Recorded data:
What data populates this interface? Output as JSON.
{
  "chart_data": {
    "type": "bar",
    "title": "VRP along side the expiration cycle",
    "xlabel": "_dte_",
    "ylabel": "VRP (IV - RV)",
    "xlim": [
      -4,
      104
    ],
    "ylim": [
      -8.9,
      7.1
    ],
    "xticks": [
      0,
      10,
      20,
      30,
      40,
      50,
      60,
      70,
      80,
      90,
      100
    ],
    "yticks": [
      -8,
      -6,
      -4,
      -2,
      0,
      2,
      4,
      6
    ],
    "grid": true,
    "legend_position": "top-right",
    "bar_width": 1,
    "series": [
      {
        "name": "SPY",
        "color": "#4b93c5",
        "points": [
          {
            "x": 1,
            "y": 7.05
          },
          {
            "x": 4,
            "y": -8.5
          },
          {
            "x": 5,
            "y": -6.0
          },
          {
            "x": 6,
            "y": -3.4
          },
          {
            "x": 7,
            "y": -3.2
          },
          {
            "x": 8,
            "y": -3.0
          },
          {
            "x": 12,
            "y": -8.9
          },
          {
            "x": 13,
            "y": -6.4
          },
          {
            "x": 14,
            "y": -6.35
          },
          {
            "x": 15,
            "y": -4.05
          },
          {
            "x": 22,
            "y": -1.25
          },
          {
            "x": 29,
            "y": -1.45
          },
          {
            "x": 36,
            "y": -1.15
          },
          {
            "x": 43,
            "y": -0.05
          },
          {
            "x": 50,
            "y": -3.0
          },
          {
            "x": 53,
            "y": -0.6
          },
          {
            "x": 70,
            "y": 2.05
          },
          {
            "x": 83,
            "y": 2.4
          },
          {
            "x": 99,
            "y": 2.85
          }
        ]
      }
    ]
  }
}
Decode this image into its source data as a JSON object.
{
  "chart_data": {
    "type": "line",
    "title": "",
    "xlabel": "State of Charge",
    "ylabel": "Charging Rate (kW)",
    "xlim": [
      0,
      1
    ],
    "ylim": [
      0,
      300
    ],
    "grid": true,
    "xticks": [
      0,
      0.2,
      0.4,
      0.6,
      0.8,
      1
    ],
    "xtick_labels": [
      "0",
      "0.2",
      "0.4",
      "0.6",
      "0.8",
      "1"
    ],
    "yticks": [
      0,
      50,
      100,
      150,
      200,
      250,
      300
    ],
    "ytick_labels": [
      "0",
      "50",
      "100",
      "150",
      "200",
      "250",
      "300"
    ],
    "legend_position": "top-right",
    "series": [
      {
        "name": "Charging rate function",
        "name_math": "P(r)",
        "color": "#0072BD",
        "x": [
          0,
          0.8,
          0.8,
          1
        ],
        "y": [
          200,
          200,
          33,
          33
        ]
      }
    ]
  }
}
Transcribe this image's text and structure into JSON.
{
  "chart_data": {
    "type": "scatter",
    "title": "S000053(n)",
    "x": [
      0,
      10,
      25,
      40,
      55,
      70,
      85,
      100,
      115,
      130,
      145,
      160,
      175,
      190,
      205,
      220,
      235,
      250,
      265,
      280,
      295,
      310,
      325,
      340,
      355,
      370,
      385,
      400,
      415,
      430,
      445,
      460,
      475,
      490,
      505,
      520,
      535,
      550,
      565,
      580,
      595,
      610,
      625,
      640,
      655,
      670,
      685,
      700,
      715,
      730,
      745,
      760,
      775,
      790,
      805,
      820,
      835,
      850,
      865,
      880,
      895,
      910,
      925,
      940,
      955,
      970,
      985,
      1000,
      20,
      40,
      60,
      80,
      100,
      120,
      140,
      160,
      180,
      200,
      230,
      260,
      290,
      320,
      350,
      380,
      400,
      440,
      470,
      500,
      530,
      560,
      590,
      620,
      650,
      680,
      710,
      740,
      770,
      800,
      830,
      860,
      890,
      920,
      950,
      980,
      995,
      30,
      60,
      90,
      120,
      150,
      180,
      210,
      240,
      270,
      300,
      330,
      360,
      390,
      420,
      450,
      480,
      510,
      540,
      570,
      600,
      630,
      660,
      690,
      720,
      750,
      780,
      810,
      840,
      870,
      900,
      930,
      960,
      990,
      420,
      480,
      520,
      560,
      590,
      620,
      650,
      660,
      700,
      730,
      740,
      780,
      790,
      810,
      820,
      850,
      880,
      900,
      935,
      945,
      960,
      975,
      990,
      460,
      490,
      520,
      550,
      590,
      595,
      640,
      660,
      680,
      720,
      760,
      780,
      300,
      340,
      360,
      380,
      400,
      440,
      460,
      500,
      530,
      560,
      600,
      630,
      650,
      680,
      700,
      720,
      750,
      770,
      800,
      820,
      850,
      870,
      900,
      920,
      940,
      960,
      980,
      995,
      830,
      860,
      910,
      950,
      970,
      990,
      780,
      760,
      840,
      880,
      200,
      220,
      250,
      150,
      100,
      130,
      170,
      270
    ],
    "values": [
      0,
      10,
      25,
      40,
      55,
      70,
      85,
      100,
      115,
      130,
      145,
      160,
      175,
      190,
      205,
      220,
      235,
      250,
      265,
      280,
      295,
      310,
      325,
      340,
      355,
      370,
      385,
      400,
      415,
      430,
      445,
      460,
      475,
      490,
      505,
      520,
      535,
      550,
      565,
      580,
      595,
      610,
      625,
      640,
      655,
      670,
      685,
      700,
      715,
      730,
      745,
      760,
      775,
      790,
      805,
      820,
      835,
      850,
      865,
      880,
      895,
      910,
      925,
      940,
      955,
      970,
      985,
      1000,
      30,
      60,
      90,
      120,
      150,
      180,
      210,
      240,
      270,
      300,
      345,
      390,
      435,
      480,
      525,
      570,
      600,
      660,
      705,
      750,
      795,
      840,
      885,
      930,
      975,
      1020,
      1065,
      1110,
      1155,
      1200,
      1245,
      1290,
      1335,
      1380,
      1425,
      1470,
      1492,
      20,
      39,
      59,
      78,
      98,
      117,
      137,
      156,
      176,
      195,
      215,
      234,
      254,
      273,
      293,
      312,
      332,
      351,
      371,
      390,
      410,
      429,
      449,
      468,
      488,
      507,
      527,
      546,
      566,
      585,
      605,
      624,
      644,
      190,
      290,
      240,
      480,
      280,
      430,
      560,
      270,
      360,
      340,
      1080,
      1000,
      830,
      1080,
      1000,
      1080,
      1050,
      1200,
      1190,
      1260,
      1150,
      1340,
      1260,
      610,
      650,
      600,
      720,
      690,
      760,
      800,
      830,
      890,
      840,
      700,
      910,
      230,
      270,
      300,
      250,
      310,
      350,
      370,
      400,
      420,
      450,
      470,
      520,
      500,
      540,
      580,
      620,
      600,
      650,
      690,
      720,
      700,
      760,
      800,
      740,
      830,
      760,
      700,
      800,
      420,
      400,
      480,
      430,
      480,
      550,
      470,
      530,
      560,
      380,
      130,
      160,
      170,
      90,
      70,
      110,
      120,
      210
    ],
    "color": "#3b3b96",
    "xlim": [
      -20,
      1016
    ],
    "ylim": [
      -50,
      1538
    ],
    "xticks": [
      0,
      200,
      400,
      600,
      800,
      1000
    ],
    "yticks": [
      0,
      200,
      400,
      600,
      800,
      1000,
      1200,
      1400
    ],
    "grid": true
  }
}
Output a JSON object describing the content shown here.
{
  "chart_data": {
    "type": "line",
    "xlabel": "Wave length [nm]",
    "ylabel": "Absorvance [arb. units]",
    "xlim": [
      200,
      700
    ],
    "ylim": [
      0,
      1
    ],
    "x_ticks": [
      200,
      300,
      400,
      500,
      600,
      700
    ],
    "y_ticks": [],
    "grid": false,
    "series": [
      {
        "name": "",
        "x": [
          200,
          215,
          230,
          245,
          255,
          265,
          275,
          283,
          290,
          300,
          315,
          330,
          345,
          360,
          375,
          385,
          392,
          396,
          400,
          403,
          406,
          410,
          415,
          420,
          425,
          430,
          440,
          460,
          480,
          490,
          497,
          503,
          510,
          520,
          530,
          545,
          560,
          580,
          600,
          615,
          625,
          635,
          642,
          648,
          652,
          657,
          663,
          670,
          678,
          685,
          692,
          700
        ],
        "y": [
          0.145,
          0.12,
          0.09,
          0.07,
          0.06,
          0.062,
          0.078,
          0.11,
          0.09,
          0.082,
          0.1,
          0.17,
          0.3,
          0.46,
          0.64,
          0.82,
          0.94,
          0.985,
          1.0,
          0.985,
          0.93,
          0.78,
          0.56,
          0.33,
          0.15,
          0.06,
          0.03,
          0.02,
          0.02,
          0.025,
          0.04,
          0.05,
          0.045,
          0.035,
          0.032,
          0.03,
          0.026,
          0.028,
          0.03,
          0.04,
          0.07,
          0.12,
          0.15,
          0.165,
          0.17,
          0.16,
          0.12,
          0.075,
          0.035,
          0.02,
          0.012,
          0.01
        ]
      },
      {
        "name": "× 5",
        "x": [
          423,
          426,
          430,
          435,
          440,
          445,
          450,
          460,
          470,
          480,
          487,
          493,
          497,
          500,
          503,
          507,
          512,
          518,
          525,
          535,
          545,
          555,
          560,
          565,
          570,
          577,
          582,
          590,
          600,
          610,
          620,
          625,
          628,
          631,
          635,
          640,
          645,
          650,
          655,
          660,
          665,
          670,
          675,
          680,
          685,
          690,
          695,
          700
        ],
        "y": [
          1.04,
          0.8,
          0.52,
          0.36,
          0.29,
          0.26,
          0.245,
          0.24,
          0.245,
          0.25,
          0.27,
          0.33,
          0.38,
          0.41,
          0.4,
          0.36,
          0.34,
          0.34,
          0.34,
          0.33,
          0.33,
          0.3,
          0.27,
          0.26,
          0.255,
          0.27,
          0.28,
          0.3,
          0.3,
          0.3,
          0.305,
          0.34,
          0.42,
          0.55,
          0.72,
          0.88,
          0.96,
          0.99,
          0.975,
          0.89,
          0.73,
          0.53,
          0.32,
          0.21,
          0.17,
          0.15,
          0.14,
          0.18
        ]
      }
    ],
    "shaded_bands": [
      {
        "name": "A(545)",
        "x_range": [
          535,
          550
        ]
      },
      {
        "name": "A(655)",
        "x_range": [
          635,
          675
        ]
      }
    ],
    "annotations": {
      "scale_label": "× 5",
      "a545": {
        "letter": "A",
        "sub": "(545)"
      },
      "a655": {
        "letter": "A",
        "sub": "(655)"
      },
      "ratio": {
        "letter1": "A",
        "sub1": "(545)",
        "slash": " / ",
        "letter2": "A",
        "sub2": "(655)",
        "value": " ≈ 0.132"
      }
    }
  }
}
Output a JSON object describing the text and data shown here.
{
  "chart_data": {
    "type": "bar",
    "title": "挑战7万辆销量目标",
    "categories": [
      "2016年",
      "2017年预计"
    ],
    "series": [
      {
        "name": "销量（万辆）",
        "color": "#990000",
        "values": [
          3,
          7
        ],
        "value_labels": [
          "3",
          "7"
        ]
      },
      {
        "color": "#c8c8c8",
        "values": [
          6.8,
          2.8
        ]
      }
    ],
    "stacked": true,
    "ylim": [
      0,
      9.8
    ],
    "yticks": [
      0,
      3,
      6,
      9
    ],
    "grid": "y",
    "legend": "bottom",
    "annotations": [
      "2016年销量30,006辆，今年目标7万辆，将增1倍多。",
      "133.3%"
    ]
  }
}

Set task: Search the records above for the string "text". Copy every line that contains it.

The answer:
Transcribe this image's text and structure into JSON.
Output a JSON object describing the text and data shown here.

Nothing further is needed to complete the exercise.